WHAT IS EXPECTED: Please rewrite the items starting at the first one and ending at the line that contains "legend-dot-icon (428, 520, 445, 536)", changing "Seat Share" to "Seat Total" and leaving everything else as is.

Dataset entries:
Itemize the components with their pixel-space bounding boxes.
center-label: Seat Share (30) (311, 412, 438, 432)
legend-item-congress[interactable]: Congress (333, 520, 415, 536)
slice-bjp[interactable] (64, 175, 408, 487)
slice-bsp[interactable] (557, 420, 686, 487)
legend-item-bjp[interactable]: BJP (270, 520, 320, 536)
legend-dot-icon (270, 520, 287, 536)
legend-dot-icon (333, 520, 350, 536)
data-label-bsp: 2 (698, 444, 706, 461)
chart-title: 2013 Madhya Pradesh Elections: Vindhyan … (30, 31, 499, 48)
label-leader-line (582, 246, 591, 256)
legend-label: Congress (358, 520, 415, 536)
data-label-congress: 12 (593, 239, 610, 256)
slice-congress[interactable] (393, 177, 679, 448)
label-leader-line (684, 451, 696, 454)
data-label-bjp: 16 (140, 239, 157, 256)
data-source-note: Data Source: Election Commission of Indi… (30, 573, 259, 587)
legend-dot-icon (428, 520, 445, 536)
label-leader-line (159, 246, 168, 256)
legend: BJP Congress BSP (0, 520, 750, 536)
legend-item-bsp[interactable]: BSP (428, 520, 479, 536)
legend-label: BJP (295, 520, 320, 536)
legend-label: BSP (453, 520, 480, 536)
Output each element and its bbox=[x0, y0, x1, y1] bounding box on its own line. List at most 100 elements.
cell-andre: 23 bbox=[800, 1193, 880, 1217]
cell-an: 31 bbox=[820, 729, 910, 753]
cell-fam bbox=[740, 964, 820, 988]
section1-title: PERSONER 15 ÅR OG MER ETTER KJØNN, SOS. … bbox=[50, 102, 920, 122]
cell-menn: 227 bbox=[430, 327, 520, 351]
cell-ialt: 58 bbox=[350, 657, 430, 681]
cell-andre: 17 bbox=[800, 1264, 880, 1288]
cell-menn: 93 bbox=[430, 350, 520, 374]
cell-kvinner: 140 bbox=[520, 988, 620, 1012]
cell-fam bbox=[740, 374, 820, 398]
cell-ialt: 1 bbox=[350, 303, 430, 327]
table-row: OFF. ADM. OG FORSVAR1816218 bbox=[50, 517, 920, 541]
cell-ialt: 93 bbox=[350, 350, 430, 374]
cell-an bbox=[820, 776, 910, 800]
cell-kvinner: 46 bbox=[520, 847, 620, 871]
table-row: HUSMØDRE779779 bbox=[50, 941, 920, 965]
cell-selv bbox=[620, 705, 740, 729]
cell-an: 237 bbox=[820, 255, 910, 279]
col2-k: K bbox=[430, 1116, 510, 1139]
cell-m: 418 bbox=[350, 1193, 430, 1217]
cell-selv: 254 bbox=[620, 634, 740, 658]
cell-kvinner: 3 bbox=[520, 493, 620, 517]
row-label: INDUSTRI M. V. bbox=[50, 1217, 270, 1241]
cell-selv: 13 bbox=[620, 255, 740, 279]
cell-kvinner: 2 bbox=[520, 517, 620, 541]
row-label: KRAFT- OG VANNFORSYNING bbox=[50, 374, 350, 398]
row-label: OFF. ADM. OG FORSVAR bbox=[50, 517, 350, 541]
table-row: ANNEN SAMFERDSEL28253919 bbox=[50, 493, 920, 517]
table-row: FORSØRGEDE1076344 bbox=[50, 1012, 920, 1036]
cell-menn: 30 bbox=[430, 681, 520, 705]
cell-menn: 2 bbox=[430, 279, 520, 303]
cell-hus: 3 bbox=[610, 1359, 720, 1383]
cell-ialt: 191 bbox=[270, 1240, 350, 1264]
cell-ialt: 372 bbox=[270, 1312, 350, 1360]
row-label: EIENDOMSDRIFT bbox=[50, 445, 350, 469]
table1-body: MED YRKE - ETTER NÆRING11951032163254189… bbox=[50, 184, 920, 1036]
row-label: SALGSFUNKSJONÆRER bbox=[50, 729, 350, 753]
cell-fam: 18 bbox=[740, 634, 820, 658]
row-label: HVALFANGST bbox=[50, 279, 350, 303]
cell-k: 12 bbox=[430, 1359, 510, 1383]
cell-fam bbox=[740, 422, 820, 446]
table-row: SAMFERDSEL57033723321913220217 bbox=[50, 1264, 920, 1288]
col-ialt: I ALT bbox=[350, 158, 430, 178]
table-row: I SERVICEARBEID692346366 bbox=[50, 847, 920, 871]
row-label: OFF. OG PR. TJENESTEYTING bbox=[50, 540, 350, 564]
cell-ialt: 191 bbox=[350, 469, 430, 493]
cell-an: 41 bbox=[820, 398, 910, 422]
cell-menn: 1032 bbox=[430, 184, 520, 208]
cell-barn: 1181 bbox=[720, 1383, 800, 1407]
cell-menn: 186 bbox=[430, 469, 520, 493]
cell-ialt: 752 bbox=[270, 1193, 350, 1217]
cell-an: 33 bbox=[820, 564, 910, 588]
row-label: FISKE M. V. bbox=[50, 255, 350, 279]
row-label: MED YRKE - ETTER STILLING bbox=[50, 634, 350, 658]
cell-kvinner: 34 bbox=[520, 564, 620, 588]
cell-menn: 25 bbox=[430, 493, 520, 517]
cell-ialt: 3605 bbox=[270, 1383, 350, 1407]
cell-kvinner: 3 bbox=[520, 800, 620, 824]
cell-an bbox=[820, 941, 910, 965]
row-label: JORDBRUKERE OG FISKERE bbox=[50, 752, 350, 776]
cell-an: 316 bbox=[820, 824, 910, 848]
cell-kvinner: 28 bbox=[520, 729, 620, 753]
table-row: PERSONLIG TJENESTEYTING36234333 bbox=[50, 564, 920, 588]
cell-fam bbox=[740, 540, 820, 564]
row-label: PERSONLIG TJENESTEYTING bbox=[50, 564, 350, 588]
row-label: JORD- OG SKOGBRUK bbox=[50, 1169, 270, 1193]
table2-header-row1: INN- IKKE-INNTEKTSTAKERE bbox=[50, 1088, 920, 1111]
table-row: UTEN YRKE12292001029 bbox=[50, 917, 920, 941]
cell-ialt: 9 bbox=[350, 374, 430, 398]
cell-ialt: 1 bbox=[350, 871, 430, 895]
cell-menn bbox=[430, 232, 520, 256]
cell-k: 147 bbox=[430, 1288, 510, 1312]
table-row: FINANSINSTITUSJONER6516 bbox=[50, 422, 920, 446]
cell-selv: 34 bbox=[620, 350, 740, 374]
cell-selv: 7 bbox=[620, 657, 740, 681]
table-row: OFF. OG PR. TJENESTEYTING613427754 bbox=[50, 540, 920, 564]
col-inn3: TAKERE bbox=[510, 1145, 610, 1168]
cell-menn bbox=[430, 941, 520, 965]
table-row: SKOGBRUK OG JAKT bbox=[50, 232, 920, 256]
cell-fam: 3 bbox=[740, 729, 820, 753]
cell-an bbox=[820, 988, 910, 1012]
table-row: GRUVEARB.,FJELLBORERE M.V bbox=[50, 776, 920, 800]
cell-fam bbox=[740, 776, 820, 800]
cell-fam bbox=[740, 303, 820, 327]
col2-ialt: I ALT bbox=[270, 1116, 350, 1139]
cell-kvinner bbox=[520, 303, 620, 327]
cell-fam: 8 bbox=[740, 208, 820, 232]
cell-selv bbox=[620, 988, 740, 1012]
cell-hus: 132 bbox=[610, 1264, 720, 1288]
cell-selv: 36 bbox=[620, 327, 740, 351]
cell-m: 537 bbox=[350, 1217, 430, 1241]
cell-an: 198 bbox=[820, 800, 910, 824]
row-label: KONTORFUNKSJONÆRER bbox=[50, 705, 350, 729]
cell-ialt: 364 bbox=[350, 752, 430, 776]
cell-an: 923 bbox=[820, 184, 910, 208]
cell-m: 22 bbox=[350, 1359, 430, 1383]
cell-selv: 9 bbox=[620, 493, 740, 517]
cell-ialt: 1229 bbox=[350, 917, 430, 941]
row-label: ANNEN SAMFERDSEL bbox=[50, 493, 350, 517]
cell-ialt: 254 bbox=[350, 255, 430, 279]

EXERCISE RESPONSE:
Itemize the components with their pixel-space bounding boxes.
center-label: Seat Total (30) (311, 412, 438, 432)
legend-item-congress[interactable]: Congress (333, 520, 415, 536)
slice-bjp[interactable] (64, 175, 408, 487)
slice-bsp[interactable] (557, 420, 686, 487)
legend-item-bjp[interactable]: BJP (270, 520, 320, 536)
legend-dot-icon (270, 520, 287, 536)
legend-dot-icon (333, 520, 350, 536)
data-label-bsp: 2 (698, 444, 706, 461)
chart-title: 2013 Madhya Pradesh Elections: Vindhyan … (30, 31, 499, 48)
label-leader-line (582, 246, 591, 256)
legend-label: Congress (358, 520, 415, 536)
data-label-congress: 12 (593, 239, 610, 256)
slice-congress[interactable] (393, 177, 679, 448)
label-leader-line (684, 451, 696, 454)
data-label-bjp: 16 (140, 239, 157, 256)
data-source-note: Data Source: Election Commission of Indi… (30, 573, 259, 587)
legend-dot-icon (428, 520, 445, 536)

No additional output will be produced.